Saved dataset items

....

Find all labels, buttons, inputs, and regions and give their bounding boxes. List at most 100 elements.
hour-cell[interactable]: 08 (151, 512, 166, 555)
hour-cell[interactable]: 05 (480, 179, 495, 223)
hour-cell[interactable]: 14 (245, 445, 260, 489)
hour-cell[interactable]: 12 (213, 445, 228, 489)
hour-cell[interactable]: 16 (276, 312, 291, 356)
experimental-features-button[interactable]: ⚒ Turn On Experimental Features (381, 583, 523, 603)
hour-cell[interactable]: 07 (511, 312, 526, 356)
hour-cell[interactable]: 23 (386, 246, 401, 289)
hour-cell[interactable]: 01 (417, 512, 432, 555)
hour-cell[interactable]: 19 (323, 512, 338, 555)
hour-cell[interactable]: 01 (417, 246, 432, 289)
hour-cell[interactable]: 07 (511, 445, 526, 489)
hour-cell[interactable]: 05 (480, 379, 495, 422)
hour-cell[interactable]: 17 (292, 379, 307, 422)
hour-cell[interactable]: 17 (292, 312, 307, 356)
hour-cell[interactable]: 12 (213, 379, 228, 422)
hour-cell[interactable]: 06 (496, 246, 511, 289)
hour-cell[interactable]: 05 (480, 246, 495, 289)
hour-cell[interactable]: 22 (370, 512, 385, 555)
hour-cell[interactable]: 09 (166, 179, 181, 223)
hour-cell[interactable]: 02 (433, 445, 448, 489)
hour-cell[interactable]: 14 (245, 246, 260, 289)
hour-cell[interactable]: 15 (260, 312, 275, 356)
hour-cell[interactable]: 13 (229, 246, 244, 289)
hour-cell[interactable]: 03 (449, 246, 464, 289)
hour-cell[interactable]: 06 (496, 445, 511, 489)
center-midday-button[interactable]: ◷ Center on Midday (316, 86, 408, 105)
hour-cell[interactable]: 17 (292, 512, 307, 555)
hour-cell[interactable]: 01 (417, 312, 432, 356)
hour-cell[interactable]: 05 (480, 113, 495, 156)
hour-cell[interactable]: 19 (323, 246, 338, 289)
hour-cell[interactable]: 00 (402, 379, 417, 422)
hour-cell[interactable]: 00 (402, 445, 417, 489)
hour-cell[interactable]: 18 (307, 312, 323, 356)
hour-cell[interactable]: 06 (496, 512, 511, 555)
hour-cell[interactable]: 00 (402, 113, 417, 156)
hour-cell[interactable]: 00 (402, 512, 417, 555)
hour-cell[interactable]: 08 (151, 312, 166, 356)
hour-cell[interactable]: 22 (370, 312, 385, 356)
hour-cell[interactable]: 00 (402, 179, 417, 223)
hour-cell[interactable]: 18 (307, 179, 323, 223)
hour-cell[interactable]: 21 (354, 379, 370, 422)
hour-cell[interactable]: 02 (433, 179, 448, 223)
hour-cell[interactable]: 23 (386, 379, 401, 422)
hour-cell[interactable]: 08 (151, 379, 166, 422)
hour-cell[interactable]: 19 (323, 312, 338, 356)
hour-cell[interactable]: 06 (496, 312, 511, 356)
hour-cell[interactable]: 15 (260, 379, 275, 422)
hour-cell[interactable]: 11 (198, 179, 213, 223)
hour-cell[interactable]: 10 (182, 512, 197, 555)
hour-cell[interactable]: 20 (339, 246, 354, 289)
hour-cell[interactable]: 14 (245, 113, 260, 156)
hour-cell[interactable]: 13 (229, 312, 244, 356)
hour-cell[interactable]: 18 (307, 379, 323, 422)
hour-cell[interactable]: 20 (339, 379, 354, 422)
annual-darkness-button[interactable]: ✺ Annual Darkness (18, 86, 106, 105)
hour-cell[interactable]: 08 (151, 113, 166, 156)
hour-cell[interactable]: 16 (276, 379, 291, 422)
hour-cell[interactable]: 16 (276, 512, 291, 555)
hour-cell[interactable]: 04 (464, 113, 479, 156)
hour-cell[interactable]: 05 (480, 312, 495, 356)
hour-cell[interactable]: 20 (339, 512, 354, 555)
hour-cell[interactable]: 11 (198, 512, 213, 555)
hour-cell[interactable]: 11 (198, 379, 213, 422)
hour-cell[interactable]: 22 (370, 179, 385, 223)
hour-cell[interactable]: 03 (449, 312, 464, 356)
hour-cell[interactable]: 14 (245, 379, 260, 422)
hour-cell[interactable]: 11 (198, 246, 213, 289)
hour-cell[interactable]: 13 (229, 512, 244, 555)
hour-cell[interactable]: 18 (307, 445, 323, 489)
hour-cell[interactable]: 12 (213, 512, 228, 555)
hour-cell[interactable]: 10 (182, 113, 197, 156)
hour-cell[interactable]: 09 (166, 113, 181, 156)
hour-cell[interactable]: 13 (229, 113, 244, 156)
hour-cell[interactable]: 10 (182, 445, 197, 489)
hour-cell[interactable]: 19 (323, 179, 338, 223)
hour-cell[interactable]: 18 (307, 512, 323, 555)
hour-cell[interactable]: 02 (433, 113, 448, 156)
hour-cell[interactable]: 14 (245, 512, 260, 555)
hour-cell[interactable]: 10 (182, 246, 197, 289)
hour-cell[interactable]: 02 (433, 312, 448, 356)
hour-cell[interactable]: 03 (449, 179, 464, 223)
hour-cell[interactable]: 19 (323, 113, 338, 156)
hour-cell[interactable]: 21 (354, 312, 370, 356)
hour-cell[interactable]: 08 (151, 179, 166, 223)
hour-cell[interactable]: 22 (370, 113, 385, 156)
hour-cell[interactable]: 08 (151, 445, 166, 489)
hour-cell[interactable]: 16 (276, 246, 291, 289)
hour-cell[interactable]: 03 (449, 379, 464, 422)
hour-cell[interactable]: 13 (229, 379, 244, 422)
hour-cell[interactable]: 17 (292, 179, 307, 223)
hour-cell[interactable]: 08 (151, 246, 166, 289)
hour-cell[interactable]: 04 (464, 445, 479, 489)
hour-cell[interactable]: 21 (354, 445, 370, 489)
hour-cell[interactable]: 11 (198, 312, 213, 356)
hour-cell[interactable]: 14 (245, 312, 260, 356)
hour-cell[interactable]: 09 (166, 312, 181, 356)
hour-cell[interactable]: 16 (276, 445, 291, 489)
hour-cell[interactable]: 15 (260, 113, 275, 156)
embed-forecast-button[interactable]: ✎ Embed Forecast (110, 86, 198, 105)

....

## [Stated task]
Reproduce the stretch of the records from the start through the line containing "hour-cell[interactable]: 17 (292, 379, 307, 422)", including both ends, copying every line character for character.

## [Exercise output]
Find all labels, buttons, inputs, and regions and give their bounding boxes. List at most 100 elements.
hour-cell[interactable]: 08 (151, 512, 166, 555)
hour-cell[interactable]: 05 (480, 179, 495, 223)
hour-cell[interactable]: 14 (245, 445, 260, 489)
hour-cell[interactable]: 12 (213, 445, 228, 489)
hour-cell[interactable]: 16 (276, 312, 291, 356)
experimental-features-button[interactable]: ⚒ Turn On Experimental Features (381, 583, 523, 603)
hour-cell[interactable]: 07 (511, 312, 526, 356)
hour-cell[interactable]: 23 (386, 246, 401, 289)
hour-cell[interactable]: 01 (417, 512, 432, 555)
hour-cell[interactable]: 19 (323, 512, 338, 555)
hour-cell[interactable]: 01 (417, 246, 432, 289)
hour-cell[interactable]: 07 (511, 445, 526, 489)
hour-cell[interactable]: 05 (480, 379, 495, 422)
hour-cell[interactable]: 17 (292, 379, 307, 422)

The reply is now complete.